**Exercise aim**
Print out every line, exactly as written.

**Available data**
################

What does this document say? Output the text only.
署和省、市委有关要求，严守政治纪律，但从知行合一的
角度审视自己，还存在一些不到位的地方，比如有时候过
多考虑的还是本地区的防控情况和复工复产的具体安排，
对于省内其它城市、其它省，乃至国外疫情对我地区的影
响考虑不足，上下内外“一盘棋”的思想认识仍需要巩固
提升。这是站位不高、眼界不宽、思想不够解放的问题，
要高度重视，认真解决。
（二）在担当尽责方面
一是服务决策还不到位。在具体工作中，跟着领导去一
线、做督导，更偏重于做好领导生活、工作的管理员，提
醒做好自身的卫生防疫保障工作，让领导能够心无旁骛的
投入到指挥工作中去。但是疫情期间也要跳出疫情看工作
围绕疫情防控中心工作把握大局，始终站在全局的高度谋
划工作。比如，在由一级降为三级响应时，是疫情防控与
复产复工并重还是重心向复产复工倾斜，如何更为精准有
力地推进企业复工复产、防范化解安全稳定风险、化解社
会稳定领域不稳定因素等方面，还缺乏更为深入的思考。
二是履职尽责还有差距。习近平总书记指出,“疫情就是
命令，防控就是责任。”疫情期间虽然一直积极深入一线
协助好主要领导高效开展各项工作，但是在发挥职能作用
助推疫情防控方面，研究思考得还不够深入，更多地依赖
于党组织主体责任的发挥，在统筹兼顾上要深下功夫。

################

**Task solution**
What does this document say? Output the text only.
署和省、市委有关要求，严守政治纪律，但从知行合一的
角度审视自己，还存在一些不到位的地方，比如有时候过
多考虑的还是本地区的防控情况和复工复产的具体安排，
对于省内其它城市、其它省，乃至国外疫情对我地区的影
响考虑不足，上下内外“一盘棋”的思想认识仍需要巩固
提升。这是站位不高、眼界不宽、思想不够解放的问题，
要高度重视，认真解决。
（二）在担当尽责方面
一是服务决策还不到位。在具体工作中，跟着领导去一
线、做督导，更偏重于做好领导生活、工作的管理员，提
醒做好自身的卫生防疫保障工作，让领导能够心无旁骛的
投入到指挥工作中去。但是疫情期间也要跳出疫情看工作
围绕疫情防控中心工作把握大局，始终站在全局的高度谋
划工作。比如，在由一级降为三级响应时，是疫情防控与
复产复工并重还是重心向复产复工倾斜，如何更为精准有
力地推进企业复工复产、防范化解安全稳定风险、化解社
会稳定领域不稳定因素等方面，还缺乏更为深入的思考。
二是履职尽责还有差距。习近平总书记指出,“疫情就是
命令，防控就是责任。”疫情期间虽然一直积极深入一线
协助好主要领导高效开展各项工作，但是在发挥职能作用
助推疫情防控方面，研究思考得还不够深入，更多地依赖
于党组织主体责任的发挥，在统筹兼顾上要深下功夫。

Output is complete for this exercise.